**Material supplied**

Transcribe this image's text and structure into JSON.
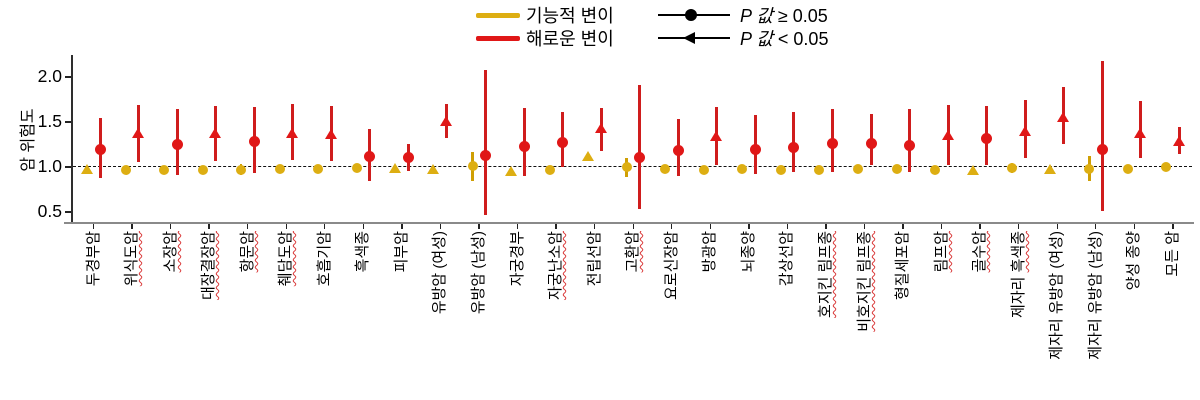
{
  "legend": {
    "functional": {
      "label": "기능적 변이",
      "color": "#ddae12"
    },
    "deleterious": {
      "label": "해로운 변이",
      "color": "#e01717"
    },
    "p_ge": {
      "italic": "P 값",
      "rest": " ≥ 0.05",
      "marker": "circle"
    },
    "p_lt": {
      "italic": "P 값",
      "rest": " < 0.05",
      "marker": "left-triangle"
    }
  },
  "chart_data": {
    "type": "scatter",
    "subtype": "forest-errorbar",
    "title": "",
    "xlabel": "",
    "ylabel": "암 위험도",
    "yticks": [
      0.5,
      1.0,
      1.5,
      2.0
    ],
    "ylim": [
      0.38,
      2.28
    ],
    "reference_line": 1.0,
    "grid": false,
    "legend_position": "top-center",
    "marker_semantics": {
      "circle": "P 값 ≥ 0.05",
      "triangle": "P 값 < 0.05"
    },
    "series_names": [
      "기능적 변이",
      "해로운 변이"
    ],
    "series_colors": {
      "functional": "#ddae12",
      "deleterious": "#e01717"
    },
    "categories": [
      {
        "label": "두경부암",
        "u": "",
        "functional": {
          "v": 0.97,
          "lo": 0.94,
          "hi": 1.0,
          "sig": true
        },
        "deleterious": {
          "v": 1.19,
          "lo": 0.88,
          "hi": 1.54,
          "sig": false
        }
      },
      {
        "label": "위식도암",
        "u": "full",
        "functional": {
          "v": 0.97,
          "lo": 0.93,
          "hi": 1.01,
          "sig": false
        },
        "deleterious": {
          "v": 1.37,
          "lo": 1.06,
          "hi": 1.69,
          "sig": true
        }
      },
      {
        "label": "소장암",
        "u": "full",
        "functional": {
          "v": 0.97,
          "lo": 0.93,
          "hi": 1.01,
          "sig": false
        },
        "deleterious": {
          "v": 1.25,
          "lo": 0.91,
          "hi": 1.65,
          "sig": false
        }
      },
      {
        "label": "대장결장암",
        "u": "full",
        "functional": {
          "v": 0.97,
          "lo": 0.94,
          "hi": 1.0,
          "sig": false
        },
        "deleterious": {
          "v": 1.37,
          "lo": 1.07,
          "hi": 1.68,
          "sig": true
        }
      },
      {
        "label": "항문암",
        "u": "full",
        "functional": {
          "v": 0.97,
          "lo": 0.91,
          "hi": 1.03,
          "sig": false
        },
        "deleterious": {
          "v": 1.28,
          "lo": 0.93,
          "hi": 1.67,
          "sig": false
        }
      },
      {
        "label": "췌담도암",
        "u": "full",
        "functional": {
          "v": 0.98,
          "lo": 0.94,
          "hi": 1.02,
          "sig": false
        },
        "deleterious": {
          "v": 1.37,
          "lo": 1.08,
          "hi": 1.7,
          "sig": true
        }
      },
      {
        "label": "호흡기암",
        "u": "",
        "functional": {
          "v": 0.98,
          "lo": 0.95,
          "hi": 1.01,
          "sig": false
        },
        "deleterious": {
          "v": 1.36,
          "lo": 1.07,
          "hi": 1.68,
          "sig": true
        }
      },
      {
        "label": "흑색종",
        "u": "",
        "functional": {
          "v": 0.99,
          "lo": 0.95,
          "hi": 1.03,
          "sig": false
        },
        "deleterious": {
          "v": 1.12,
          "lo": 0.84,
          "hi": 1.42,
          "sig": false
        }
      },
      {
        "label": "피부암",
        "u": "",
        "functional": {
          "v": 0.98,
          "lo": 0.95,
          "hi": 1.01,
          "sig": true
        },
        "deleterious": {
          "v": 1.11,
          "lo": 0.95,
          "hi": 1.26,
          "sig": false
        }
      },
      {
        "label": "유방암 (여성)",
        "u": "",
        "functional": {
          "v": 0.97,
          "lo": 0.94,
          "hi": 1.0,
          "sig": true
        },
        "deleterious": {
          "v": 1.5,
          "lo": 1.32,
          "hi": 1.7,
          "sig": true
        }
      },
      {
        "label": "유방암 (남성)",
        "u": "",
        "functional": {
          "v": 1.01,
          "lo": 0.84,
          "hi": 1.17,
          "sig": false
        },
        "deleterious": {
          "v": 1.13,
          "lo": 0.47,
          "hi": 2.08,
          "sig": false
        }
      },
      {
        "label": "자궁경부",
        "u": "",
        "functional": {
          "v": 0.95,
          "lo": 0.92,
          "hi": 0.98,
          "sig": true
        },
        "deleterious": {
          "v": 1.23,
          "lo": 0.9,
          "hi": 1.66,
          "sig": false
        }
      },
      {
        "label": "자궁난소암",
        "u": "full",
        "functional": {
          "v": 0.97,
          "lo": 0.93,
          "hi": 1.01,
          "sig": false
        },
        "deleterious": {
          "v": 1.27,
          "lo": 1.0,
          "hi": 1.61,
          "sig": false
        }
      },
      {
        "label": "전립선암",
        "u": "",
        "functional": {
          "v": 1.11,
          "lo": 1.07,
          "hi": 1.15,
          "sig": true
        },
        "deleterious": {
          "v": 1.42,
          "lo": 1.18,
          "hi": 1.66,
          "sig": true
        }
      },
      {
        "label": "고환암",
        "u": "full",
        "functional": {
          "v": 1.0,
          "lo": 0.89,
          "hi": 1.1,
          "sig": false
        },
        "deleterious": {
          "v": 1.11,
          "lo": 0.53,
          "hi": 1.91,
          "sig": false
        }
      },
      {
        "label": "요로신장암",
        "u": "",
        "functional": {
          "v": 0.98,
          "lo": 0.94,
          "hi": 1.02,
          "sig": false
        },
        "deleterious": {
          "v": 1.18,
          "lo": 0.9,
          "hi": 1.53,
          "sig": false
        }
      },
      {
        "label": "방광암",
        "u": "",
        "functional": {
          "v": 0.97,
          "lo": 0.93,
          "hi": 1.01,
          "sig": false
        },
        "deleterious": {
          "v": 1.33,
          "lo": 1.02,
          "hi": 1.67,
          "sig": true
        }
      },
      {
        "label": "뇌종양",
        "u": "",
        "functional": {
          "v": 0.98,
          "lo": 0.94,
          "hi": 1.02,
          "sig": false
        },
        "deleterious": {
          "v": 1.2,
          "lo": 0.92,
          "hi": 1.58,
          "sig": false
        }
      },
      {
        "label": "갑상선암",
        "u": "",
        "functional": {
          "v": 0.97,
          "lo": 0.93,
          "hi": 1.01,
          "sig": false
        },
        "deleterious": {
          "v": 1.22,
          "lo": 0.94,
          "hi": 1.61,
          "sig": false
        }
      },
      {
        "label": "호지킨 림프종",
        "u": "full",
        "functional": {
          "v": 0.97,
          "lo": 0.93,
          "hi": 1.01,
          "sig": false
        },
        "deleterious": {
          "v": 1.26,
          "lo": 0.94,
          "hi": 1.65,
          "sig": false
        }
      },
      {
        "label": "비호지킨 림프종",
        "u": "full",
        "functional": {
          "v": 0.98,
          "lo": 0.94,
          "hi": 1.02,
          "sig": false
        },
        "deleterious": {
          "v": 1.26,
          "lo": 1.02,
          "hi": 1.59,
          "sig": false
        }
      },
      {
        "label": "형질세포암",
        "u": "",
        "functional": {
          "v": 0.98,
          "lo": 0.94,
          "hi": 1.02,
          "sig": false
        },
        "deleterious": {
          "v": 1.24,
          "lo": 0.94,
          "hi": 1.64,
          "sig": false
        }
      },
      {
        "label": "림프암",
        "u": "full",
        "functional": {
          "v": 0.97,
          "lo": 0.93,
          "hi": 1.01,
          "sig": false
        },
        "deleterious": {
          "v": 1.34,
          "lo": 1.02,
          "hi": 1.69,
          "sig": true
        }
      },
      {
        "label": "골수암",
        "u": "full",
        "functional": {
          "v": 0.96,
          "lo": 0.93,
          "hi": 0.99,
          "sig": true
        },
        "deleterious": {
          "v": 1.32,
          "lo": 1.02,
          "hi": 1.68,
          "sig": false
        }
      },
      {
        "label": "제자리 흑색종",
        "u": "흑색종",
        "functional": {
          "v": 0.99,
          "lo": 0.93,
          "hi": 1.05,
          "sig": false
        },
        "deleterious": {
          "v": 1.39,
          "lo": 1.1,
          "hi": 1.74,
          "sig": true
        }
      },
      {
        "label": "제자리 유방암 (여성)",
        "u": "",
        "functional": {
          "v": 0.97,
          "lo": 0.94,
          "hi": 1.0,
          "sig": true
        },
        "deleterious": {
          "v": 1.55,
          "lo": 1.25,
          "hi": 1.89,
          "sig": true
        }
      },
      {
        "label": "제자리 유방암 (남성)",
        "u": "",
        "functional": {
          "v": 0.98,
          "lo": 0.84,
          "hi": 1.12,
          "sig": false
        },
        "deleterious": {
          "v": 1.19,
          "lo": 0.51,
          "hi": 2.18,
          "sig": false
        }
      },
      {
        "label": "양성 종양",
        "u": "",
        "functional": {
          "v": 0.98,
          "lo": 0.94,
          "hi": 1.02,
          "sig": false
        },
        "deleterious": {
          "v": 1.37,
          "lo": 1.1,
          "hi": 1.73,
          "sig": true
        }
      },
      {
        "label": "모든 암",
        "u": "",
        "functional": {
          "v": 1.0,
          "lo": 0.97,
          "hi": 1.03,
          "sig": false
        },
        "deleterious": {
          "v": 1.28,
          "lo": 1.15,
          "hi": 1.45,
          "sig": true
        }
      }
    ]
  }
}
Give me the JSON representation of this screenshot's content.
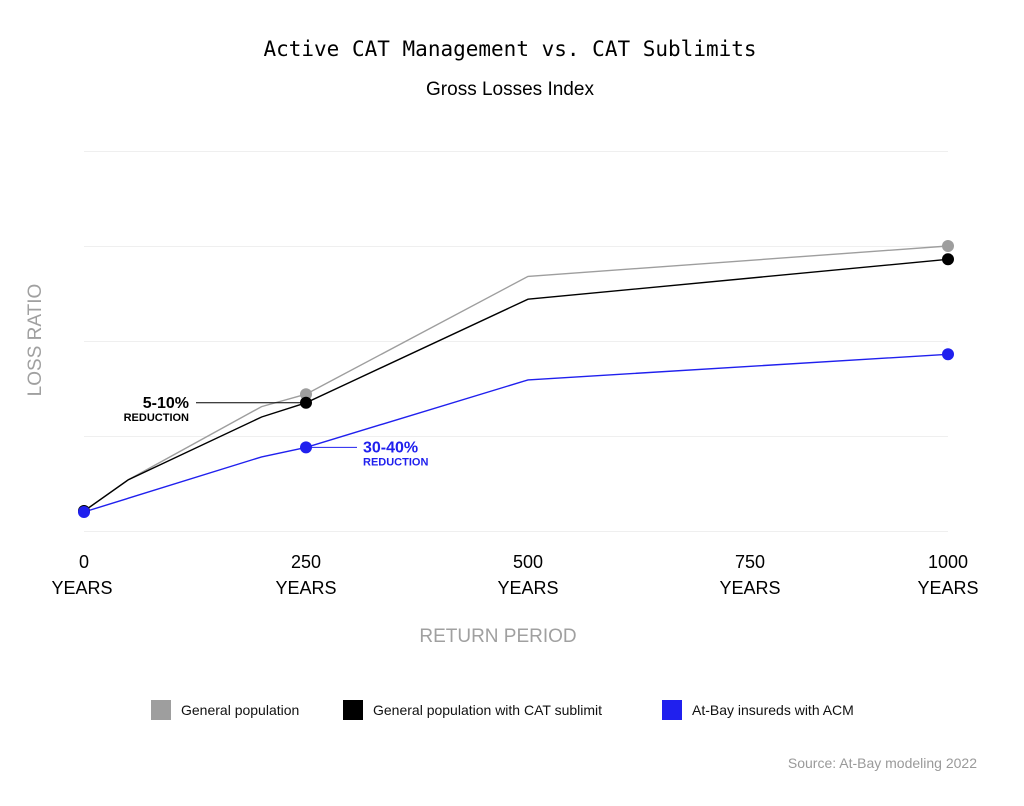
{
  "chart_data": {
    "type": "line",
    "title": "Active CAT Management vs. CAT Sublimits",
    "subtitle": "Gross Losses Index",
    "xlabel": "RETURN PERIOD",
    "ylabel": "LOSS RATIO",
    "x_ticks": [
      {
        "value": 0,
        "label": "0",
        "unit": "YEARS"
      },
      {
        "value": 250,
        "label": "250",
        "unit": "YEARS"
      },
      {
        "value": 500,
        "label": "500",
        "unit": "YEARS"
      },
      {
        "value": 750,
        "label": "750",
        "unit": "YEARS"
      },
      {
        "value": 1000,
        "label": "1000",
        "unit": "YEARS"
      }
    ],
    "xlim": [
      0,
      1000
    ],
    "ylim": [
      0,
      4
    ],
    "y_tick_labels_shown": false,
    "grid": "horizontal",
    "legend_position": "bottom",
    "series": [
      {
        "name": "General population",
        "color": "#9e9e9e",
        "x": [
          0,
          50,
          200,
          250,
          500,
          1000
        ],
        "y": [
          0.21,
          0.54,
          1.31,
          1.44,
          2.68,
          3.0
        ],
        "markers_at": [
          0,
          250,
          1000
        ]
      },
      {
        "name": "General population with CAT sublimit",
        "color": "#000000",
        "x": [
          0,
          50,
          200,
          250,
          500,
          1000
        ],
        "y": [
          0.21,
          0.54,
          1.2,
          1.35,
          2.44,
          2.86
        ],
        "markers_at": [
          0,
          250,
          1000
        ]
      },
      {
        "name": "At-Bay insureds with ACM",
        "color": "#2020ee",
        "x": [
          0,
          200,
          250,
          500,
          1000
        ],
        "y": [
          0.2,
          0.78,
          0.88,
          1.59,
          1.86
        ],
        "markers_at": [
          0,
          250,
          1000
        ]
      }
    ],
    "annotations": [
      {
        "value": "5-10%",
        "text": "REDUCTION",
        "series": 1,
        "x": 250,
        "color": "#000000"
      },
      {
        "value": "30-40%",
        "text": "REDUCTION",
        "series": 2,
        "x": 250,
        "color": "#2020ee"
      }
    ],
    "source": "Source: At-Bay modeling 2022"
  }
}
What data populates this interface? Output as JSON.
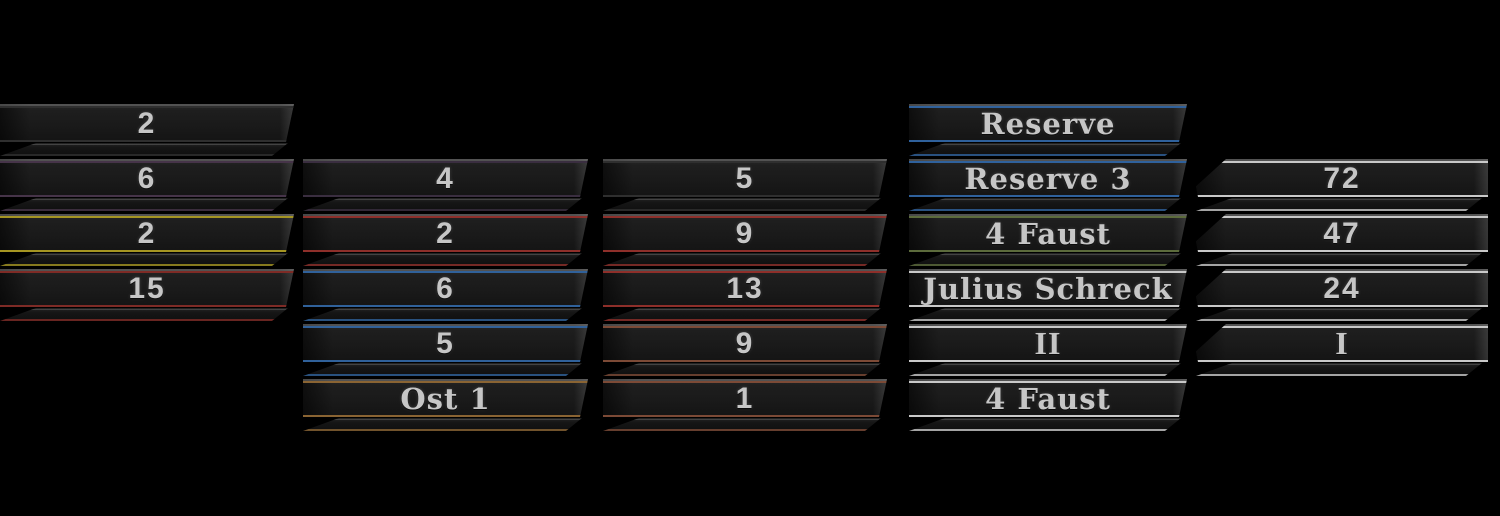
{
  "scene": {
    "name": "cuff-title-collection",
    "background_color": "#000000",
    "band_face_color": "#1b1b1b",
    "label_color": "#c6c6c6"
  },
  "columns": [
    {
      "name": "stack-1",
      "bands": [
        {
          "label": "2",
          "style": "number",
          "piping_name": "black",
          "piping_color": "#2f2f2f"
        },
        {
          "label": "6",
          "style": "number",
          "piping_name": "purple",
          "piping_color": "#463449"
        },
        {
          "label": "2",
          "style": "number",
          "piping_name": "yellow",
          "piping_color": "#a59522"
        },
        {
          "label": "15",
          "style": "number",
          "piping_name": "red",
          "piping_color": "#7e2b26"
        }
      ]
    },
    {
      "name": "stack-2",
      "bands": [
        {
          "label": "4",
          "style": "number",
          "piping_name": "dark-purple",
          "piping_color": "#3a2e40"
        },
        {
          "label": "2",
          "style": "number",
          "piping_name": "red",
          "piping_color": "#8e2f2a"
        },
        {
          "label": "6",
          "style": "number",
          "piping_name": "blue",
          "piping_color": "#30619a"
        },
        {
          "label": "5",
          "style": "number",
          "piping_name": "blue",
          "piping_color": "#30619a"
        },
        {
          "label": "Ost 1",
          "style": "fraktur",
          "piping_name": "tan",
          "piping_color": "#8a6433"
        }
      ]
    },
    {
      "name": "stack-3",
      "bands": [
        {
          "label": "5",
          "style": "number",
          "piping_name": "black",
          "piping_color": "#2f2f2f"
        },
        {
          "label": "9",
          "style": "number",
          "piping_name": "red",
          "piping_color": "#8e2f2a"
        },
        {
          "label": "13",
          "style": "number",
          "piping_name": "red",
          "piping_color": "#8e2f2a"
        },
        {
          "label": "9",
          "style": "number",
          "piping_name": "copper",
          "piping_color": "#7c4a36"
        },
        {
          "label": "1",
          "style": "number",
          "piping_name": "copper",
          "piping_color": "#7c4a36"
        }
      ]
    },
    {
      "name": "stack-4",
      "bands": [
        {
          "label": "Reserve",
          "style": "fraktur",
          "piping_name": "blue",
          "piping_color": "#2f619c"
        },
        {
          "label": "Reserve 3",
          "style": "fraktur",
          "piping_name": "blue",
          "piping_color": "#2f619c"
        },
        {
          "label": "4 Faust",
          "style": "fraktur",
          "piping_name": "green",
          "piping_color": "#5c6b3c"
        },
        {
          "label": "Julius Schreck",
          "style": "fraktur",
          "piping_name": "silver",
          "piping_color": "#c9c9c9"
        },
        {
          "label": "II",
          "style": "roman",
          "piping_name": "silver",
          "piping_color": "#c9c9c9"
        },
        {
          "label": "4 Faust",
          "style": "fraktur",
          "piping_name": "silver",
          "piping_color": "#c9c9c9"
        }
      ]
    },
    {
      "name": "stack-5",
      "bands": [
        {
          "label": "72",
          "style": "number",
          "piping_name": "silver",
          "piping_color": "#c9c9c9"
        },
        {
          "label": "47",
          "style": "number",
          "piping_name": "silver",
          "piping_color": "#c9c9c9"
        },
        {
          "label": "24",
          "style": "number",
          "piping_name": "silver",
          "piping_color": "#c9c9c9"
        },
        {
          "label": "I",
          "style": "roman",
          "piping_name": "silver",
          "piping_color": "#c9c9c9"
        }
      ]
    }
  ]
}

**Task details**
Identify and list each line with the word "General".

**Answer to the exercise**
        "name": "General population",
        "name": "General population with CAT sublimit",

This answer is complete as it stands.